_GIVEN PROBLEM_
Find and copy lines holding "Москвы".

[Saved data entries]
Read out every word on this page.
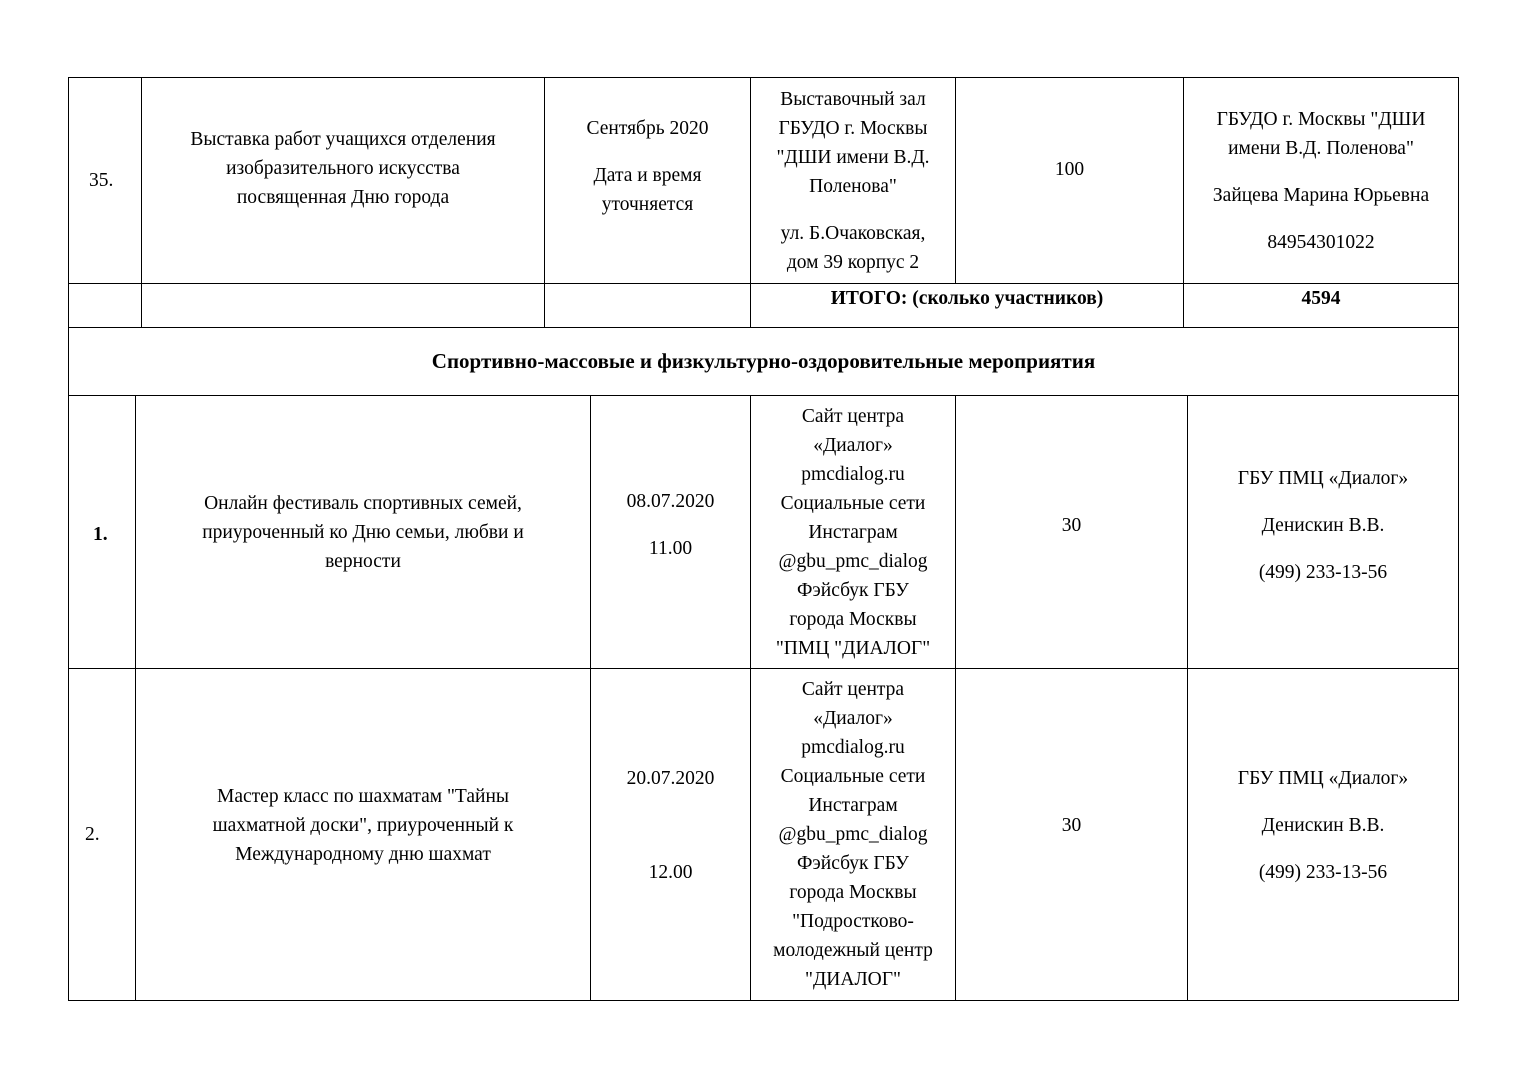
35.

Выставка работ учащихся отделения

изобразительного искусства

посвященная Дню города

Сентябрь 2020

Дата и время

уточняется

Выставочный зал

ГБУДО г. Москвы

"ДШИ имени В.Д.

Поленова"

ул. Б.Очаковская,

дом 39 корпус 2

100

ГБУДО г. Москвы "ДШИ

имени В.Д. Поленова"

Зайцева Марина Юрьевна

84954301022

ИТОГО: (сколько участников)	4594

Спортивно-массовые и физкультурно-оздоровительные мероприятия

1.

Онлайн фестиваль спортивных семей,

приуроченный ко Дню семьи, любви и

верности

08.07.2020

11.00

Сайт центра

«Диалог»

pmcdialog.ru

Социальные сети

Инстаграм

@gbu_pmc_dialog

Фэйсбук ГБУ

города Москвы

"ПМЦ "ДИАЛОГ"

30

ГБУ ПМЦ «Диалог»

Денискин В.В.

(499) 233-13-56

2.

Мастер класс по шахматам "Тайны

шахматной доски", приуроченный к

Международному дню шахмат

20.07.2020

12.00

Сайт центра

«Диалог»

pmcdialog.ru

Социальные сети

Инстаграм

@gbu_pmc_dialog

Фэйсбук ГБУ

города Москвы

"Подростково-

молодежный центр

"ДИАЛОГ"

30

ГБУ ПМЦ «Диалог»

Денискин В.В.

(499) 233-13-56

_PROBLEM SOLUTION_
ГБУДО г. Москвы
ГБУДО г. Москвы "ДШИ
города Москвы
города Москвы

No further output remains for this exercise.